(Exercise objective): Extract each line from the entries below that has the string "gewählt" in it.

(Record list):
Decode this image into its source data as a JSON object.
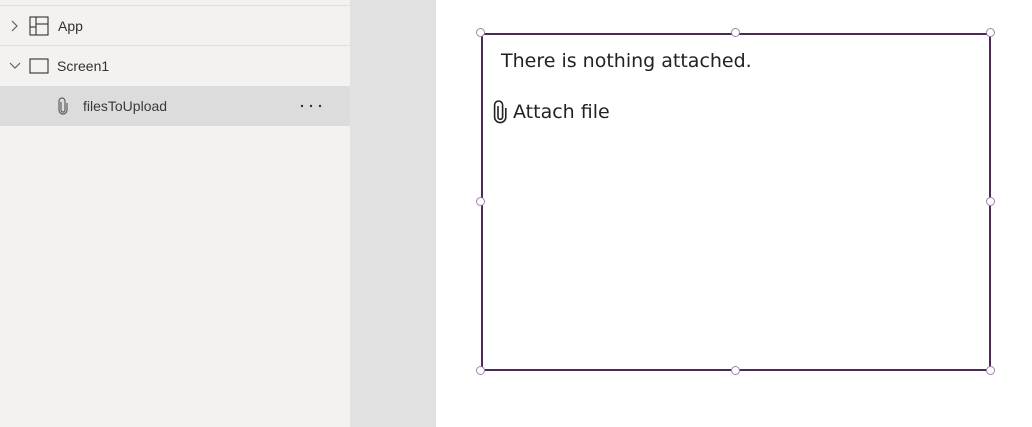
{
  "tree_view": {
    "items": [
      {
        "label": "App",
        "expanded": false,
        "icon": "app-icon",
        "chevron": "chevron-right-icon"
      },
      {
        "label": "Screen1",
        "expanded": true,
        "icon": "screen-icon",
        "chevron": "chevron-down-icon"
      },
      {
        "label": "filesToUpload",
        "selected": true,
        "icon": "paperclip-icon",
        "more": "more-options-icon"
      }
    ]
  },
  "canvas": {
    "attachments_control": {
      "empty_text": "There is nothing attached.",
      "attach_label": "Attach file",
      "attach_icon": "paperclip-icon"
    }
  },
  "colors": {
    "tree_background": "#f3f2f1",
    "tree_selected": "#dcdcdc",
    "gutter": "#e1e1e1",
    "selection_border": "#4c2a55",
    "handle_border": "#a77fb2"
  }
}
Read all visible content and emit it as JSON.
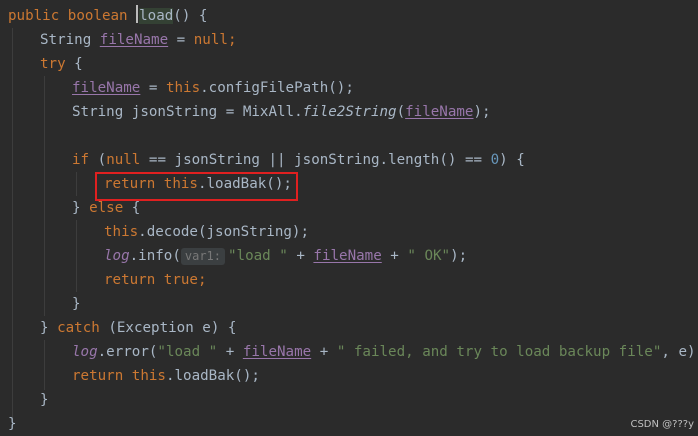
{
  "code": {
    "l1_kw": "public boolean ",
    "l1_method": "load",
    "l1_rest": "() {",
    "l2_type": "String ",
    "l2_var": "fileName",
    "l2_eq": " = ",
    "l2_null": "null",
    "l2_end": ";",
    "l3_try": "try",
    "l3_brace": " {",
    "l4_var": "fileName",
    "l4_eq": " = ",
    "l4_this": "this",
    "l4_call": ".configFilePath();",
    "l5_decl": "String jsonString = MixAll.",
    "l5_method": "file2String",
    "l5_paren": "(",
    "l5_arg": "fileName",
    "l5_end": ");",
    "l7_if": "if",
    "l7_open": " (",
    "l7_null": "null",
    "l7_mid": " == jsonString || jsonString.length() == ",
    "l7_zero": "0",
    "l7_end": ") {",
    "l8_return": "return ",
    "l8_this": "this",
    "l8_call": ".loadBak();",
    "l9_close": "} ",
    "l9_else": "else",
    "l9_brace": " {",
    "l10_this": "this",
    "l10_call": ".decode(jsonString);",
    "l11_log": "log",
    "l11_call": ".info(",
    "l11_hint": "var1:",
    "l11_str1": "\"load \"",
    "l11_plus1": " + ",
    "l11_var": "fileName",
    "l11_plus2": " + ",
    "l11_str2": "\" OK\"",
    "l11_end": ");",
    "l12_return": "return ",
    "l12_true": "true",
    "l12_end": ";",
    "l13_close": "}",
    "l14_close": "} ",
    "l14_catch": "catch",
    "l14_rest": " (Exception e) {",
    "l15_log": "log",
    "l15_call": ".error(",
    "l15_str1": "\"load \"",
    "l15_plus1": " + ",
    "l15_var": "fileName",
    "l15_plus2": " + ",
    "l15_str2": "\" failed, and try to load backup file\"",
    "l15_end": ", e);",
    "l16_return": "return ",
    "l16_this": "this",
    "l16_call": ".loadBak();",
    "l17_close": "}",
    "l18_close": "}"
  },
  "watermark": "CSDN @???y",
  "colors": {
    "background": "#2b2b2b",
    "keyword": "#cc7832",
    "string": "#6a8759",
    "number": "#6897bb",
    "field": "#9876aa",
    "default": "#a9b7c6",
    "highlight_box": "#e02020"
  }
}
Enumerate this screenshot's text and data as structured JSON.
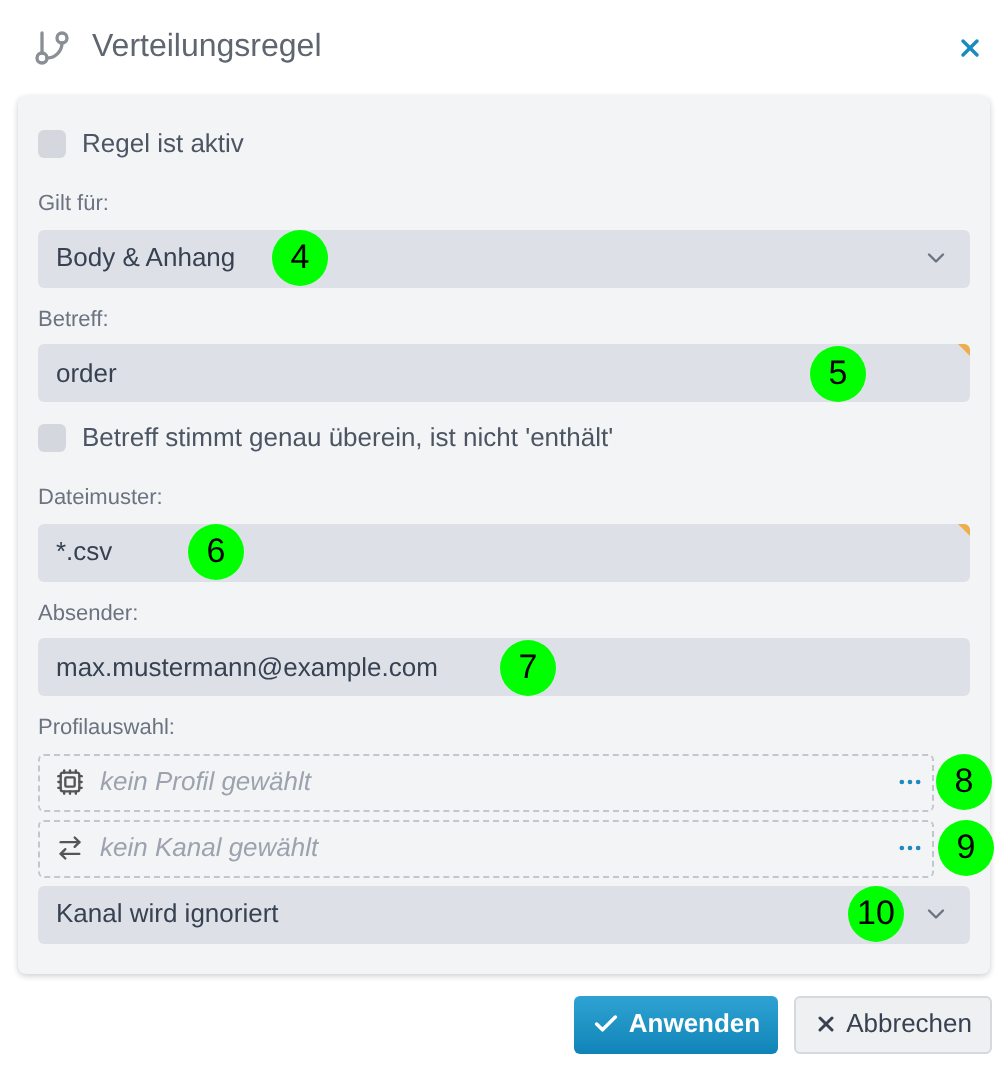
{
  "window": {
    "title": "Verteilungsregel"
  },
  "fields": [
    {
      "kind": "checkbox",
      "label": "Regel ist aktiv",
      "checked": false
    },
    {
      "kind": "select",
      "label": "Gilt für:",
      "value": "Body & Anhang",
      "marker": "4"
    },
    {
      "kind": "input",
      "label": "Betreff:",
      "value": "order",
      "marker": "5",
      "flagged": true
    },
    {
      "kind": "checkbox",
      "label": "Betreff stimmt genau überein, ist nicht 'enthält'",
      "checked": false
    },
    {
      "kind": "input",
      "label": "Dateimuster:",
      "value": "*.csv",
      "marker": "6",
      "flagged": true
    },
    {
      "kind": "input",
      "label": "Absender:",
      "value": "max.mustermann@example.com",
      "marker": "7",
      "flagged": false
    },
    {
      "kind": "profile-picker",
      "label": "Profilauswahl:",
      "placeholder": "kein Profil gewählt",
      "marker": "8"
    },
    {
      "kind": "channel-picker",
      "placeholder": "kein Kanal gewählt",
      "marker": "9"
    },
    {
      "kind": "select",
      "value": "Kanal wird ignoriert",
      "marker": "10"
    }
  ],
  "buttons": [
    {
      "label": "Anwenden",
      "kind": "primary"
    },
    {
      "label": "Abbrechen",
      "kind": "secondary"
    }
  ]
}
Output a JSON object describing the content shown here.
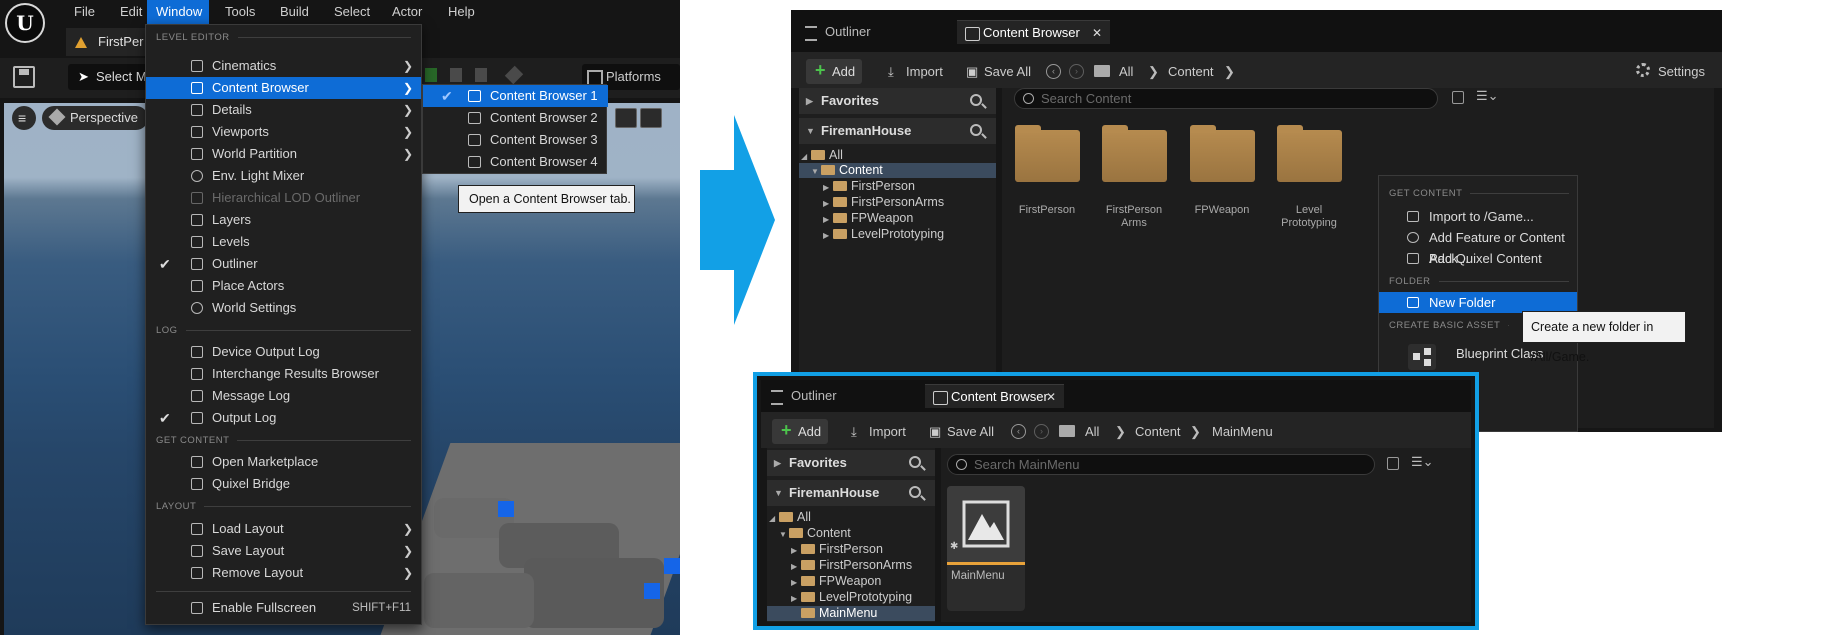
{
  "editor": {
    "logo_text": "U",
    "menubar": [
      "File",
      "Edit",
      "Window",
      "Tools",
      "Build",
      "Select",
      "Actor",
      "Help"
    ],
    "active_menu": "Window",
    "doc_tab": "FirstPer",
    "select_mode": "Select M",
    "platforms": "Platforms",
    "viewport_mode": "Perspective"
  },
  "window_menu": {
    "sections": {
      "level_editor": "LEVEL EDITOR",
      "log": "LOG",
      "get_content": "GET CONTENT",
      "layout": "LAYOUT"
    },
    "items": {
      "cinematics": "Cinematics",
      "content_browser": "Content Browser",
      "details": "Details",
      "viewports": "Viewports",
      "world_partition": "World Partition",
      "env_light_mixer": "Env. Light Mixer",
      "hlod_outliner": "Hierarchical LOD Outliner",
      "layers": "Layers",
      "levels": "Levels",
      "outliner": "Outliner",
      "place_actors": "Place Actors",
      "world_settings": "World Settings",
      "device_output_log": "Device Output Log",
      "interchange_results": "Interchange Results Browser",
      "message_log": "Message Log",
      "output_log": "Output Log",
      "open_marketplace": "Open Marketplace",
      "quixel_bridge": "Quixel Bridge",
      "load_layout": "Load Layout",
      "save_layout": "Save Layout",
      "remove_layout": "Remove Layout",
      "enable_fullscreen": "Enable Fullscreen",
      "fullscreen_shortcut": "SHIFT+F11"
    },
    "submenu": [
      "Content Browser 1",
      "Content Browser 2",
      "Content Browser 3",
      "Content Browser 4"
    ],
    "tooltip": "Open a Content Browser tab."
  },
  "cb1": {
    "tabs": {
      "outliner": "Outliner",
      "content_browser": "Content Browser"
    },
    "toolbar": {
      "add": "Add",
      "import": "Import",
      "save_all": "Save All",
      "settings": "Settings"
    },
    "breadcrumb": [
      "All",
      "Content"
    ],
    "favorites": "Favorites",
    "project": "FiremanHouse",
    "search_placeholder": "Search Content",
    "tree": [
      "All",
      "Content",
      "FirstPerson",
      "FirstPersonArms",
      "FPWeapon",
      "LevelPrototyping"
    ],
    "folders": [
      "FirstPerson",
      "FirstPerson Arms",
      "FPWeapon",
      "Level Prototyping"
    ]
  },
  "context_menu": {
    "sections": {
      "get_content": "GET CONTENT",
      "folder": "FOLDER",
      "create_basic_asset": "CREATE BASIC ASSET"
    },
    "items": {
      "import_to": "Import to /Game...",
      "add_feature": "Add Feature or Content Pack...",
      "add_quixel": "Add Quixel Content",
      "new_folder": "New Folder",
      "blueprint_class": "Blueprint Class"
    },
    "tooltip": "Create a new folder in /All/Game."
  },
  "cb2": {
    "tabs": {
      "outliner": "Outliner",
      "content_browser": "Content Browser"
    },
    "toolbar": {
      "add": "Add",
      "import": "Import",
      "save_all": "Save All"
    },
    "breadcrumb": [
      "All",
      "Content",
      "MainMenu"
    ],
    "favorites": "Favorites",
    "project": "FiremanHouse",
    "search_placeholder": "Search MainMenu",
    "tree": [
      "All",
      "Content",
      "FirstPerson",
      "FirstPersonArms",
      "FPWeapon",
      "LevelPrototyping",
      "MainMenu"
    ],
    "asset": "MainMenu"
  },
  "colors": {
    "accent": "#0e6cd6",
    "highlight_frame": "#12a0e6",
    "arrow": "#12a0e6",
    "folder": "#b68b4f"
  }
}
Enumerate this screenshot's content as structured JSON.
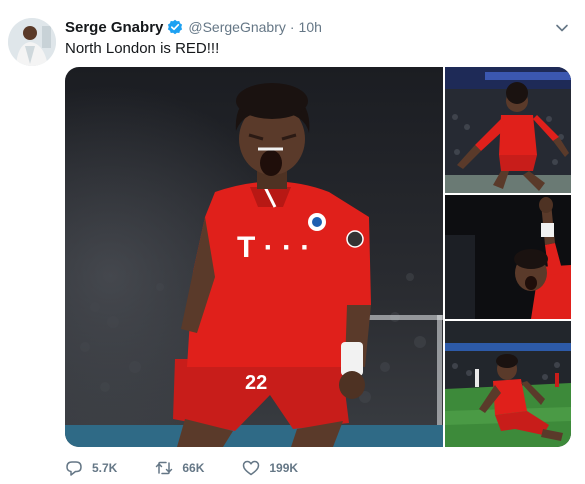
{
  "tweet": {
    "author_name": "Serge Gnabry",
    "handle": "@SergeGnabry",
    "separator": "·",
    "time": "10h",
    "text": "North London is RED!!!"
  },
  "jersey_number": "22",
  "icons": {
    "verified": "verified-badge-icon",
    "menu": "chevron-down-icon",
    "reply": "reply-icon",
    "retweet": "retweet-icon",
    "like": "heart-icon"
  },
  "actions": {
    "replies": "5.7K",
    "retweets": "66K",
    "likes": "199K"
  },
  "colors": {
    "accent": "#1da1f2",
    "muted": "#657786",
    "jersey_red": "#e0201b"
  }
}
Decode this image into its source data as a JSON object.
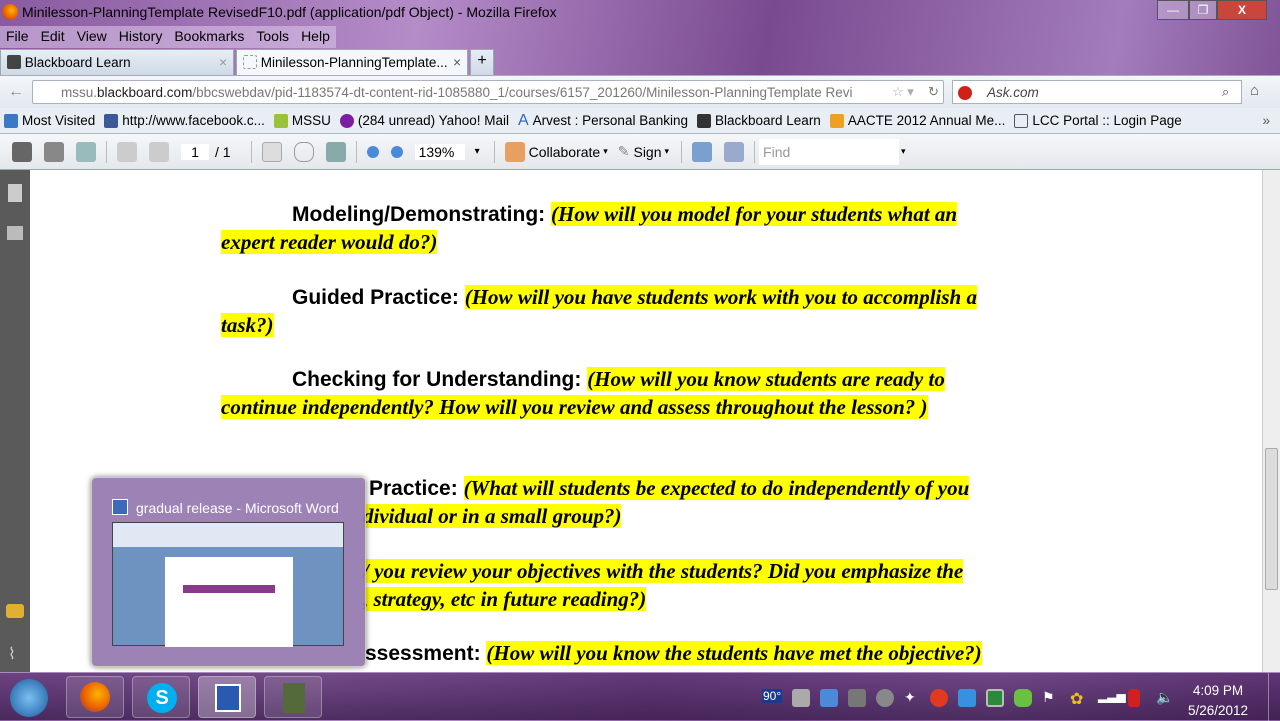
{
  "window": {
    "title": "Minilesson-PlanningTemplate RevisedF10.pdf (application/pdf Object) - Mozilla Firefox",
    "controls": {
      "minimize": "—",
      "restore": "❐",
      "close": "X"
    }
  },
  "menu": [
    "File",
    "Edit",
    "View",
    "History",
    "Bookmarks",
    "Tools",
    "Help"
  ],
  "tabs": [
    {
      "label": "Blackboard Learn",
      "close": "×"
    },
    {
      "label": "Minilesson-PlanningTemplate...",
      "close": "×"
    }
  ],
  "new_tab": "+",
  "nav": {
    "url_host_prefix": "mssu.",
    "url_host_domain": "blackboard.com",
    "url_path": "/bbcswebdav/pid-1183574-dt-content-rid-1085880_1/courses/6157_201260/Minilesson-PlanningTemplate Revi",
    "search_placeholder": "Ask.com"
  },
  "bookmarks": [
    {
      "label": "Most Visited",
      "color": "#3a78c8"
    },
    {
      "label": "http://www.facebook.c...",
      "color": "#3b5998"
    },
    {
      "label": "MSSU",
      "color": "#9bc23a"
    },
    {
      "label": "(284 unread) Yahoo! Mail",
      "color": "#7b1fa2"
    },
    {
      "label": "Arvest : Personal Banking",
      "color": "#2a6ab8"
    },
    {
      "label": "Blackboard Learn",
      "color": "#333"
    },
    {
      "label": "AACTE 2012 Annual Me...",
      "color": "#f0a020"
    },
    {
      "label": "LCC Portal :: Login Page",
      "color": "#556"
    }
  ],
  "bookmarks_more": "»",
  "pdf_toolbar": {
    "page": "1",
    "page_total": "/ 1",
    "zoom": "139%",
    "collaborate": "Collaborate",
    "sign": "Sign",
    "find_placeholder": "Find"
  },
  "document": [
    {
      "heading": "Modeling/Demonstrating:",
      "q1": "(How will you model for your students what an",
      "q2": "expert reader would do?)"
    },
    {
      "heading": "Guided Practice:",
      "q1": "(How will you have students work with you to accomplish a",
      "q2": "task?)"
    },
    {
      "heading": "Checking for Understanding:",
      "q1": "(How will you know students are ready to",
      "q2": "continue independently? How will you review and assess throughout the lesson? )"
    },
    {
      "heading": "Practice:",
      "q1": "(What will students be expected to do independently of you",
      "q2": "dividual or in a small group?)"
    },
    {
      "q1": "/ you review your objectives with the students? Did you emphasize the",
      "q2": ", strategy, etc in future reading?)"
    },
    {
      "heading": "ssessment:",
      "q1": "(How will you know the students have met the objective?)"
    }
  ],
  "popup": {
    "title": "gradual release - Microsoft Word"
  },
  "taskbar": {
    "apps": [
      "Firefox",
      "Skype",
      "Microsoft Word",
      "Camtasia"
    ],
    "weather": "90°",
    "time": "4:09 PM",
    "date": "5/26/2012"
  }
}
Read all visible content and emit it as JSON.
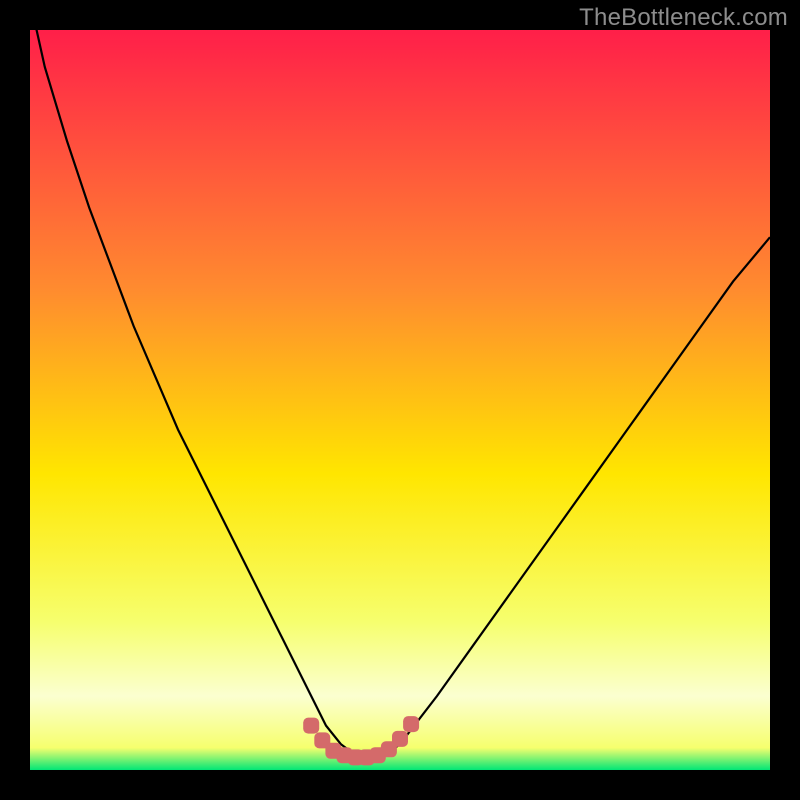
{
  "watermark": "TheBottleneck.com",
  "colors": {
    "frame": "#000000",
    "gradient_top": "#ff1f49",
    "gradient_mid_upper": "#ff8b2f",
    "gradient_mid": "#ffe600",
    "gradient_lower": "#f6ff6e",
    "gradient_band": "#fbffd0",
    "gradient_bottom": "#00e676",
    "curve": "#000000",
    "marker": "#d46a6a"
  },
  "chart_data": {
    "type": "line",
    "title": "",
    "xlabel": "",
    "ylabel": "",
    "xlim": [
      0,
      100
    ],
    "ylim": [
      0,
      100
    ],
    "grid": false,
    "series": [
      {
        "name": "bottleneck-curve",
        "x": [
          0,
          2,
          5,
          8,
          11,
          14,
          17,
          20,
          23,
          26,
          29,
          32,
          34,
          36,
          38,
          40,
          42,
          44,
          46,
          48,
          50,
          55,
          60,
          65,
          70,
          75,
          80,
          85,
          90,
          95,
          100
        ],
        "y": [
          104,
          95,
          85,
          76,
          68,
          60,
          53,
          46,
          40,
          34,
          28,
          22,
          18,
          14,
          10,
          6,
          3.5,
          2,
          1.5,
          2,
          3.5,
          10,
          17,
          24,
          31,
          38,
          45,
          52,
          59,
          66,
          72
        ]
      }
    ],
    "markers": {
      "name": "highlight-band",
      "x": [
        38,
        39.5,
        41,
        42.5,
        44,
        45.5,
        47,
        48.5,
        50,
        51.5
      ],
      "y": [
        6,
        4,
        2.6,
        2,
        1.7,
        1.7,
        2,
        2.8,
        4.2,
        6.2
      ]
    }
  }
}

(Exercise solution):
      "placeholder": "kein Profil gewählt",
      "placeholder": "kein Kanal gewählt",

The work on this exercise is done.